(Figure contents as structured data)
__________________________________________________
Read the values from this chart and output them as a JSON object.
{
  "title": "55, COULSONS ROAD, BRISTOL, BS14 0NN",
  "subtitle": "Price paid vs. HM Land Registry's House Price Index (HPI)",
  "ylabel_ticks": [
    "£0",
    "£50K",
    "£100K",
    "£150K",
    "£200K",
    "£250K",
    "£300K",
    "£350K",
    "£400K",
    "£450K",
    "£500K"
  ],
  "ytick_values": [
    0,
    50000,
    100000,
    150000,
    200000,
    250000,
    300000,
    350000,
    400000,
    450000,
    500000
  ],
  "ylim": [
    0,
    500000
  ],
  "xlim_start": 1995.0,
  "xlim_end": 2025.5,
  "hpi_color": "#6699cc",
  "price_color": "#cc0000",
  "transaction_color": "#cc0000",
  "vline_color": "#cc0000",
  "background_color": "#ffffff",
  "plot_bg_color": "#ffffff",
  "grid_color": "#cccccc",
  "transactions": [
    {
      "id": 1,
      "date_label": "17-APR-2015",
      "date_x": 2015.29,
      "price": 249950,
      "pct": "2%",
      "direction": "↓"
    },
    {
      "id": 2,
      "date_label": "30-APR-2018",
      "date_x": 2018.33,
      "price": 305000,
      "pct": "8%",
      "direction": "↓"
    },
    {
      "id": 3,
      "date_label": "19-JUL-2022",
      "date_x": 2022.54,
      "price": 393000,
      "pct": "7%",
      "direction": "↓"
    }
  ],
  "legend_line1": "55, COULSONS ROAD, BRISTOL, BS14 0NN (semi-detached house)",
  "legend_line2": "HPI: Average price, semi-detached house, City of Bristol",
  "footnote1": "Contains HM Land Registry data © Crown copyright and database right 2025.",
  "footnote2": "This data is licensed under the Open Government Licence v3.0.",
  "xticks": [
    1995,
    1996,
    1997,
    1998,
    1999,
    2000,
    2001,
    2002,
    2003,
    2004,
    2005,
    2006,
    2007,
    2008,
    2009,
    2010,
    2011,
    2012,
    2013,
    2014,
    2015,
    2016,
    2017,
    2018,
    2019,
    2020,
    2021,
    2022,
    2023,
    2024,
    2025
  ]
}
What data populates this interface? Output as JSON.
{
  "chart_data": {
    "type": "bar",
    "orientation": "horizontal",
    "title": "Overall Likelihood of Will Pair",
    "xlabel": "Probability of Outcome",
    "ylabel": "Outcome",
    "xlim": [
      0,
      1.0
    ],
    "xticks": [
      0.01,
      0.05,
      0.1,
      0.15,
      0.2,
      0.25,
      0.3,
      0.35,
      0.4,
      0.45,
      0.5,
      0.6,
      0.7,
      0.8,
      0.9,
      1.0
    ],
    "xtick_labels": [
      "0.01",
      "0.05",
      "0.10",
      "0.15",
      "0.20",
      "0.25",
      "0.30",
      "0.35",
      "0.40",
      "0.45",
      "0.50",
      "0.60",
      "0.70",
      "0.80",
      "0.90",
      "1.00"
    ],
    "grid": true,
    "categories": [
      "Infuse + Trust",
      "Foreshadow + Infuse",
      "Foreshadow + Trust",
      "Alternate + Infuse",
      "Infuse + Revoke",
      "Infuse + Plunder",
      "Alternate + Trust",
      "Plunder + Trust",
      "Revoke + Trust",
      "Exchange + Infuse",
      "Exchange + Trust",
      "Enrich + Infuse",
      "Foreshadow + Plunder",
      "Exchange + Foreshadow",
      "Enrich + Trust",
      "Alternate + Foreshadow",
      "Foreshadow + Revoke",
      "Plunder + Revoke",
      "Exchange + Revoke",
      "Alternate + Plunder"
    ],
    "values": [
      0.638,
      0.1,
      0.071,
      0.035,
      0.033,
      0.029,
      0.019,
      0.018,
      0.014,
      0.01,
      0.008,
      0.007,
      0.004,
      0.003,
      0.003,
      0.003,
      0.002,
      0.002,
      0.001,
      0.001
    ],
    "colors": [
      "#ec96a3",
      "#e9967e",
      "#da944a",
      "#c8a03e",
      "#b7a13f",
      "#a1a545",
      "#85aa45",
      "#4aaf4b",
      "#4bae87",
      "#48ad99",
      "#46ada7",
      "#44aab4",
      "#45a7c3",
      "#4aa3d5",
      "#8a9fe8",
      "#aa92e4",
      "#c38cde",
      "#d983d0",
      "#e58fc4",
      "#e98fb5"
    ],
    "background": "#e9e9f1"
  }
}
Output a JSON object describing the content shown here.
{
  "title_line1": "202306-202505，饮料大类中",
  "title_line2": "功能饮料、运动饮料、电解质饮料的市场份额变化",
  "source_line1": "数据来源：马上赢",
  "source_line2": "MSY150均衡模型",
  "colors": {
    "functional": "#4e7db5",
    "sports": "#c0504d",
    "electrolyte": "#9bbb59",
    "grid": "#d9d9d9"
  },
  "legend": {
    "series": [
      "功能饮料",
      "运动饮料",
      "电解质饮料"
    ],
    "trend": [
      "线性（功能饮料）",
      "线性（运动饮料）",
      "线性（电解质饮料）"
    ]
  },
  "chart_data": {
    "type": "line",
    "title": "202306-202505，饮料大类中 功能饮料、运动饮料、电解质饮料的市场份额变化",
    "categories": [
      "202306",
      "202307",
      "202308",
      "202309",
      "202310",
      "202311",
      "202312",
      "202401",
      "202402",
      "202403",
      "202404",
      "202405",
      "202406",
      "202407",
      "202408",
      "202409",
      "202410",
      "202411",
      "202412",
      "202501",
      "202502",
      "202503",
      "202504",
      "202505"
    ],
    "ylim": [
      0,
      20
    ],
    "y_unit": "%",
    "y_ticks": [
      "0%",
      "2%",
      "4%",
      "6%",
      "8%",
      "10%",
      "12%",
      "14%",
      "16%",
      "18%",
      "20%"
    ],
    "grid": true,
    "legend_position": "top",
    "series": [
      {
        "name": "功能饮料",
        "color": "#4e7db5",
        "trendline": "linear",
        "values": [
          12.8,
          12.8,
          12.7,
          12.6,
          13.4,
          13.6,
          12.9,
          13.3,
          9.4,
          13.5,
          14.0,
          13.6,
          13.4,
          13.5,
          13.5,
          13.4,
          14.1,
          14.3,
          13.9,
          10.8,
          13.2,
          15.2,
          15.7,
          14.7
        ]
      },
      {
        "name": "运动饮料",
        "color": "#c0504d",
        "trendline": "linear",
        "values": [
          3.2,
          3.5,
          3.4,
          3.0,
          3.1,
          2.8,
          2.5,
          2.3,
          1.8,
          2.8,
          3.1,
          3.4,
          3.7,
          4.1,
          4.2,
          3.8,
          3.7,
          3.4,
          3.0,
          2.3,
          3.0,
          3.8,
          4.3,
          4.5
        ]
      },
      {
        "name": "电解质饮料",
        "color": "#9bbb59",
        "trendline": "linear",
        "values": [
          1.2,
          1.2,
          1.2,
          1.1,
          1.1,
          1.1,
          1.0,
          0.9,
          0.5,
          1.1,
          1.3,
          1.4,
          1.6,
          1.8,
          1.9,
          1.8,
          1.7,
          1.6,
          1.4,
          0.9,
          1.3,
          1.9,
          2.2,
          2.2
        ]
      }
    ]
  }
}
__________________________________________________
» **What is expected**
Scan the material line by line and report each one that contains "功能饮料".

» **Output for this task**
  "title_line2": "功能饮料、运动饮料、电解质饮料的市场份额变化",
      "功能饮料",
      "线性（功能饮料）",
    "title": "202306-202505，饮料大类中 功能饮料、运动饮料、电解质饮料的市场份额变化",
        "name": "功能饮料",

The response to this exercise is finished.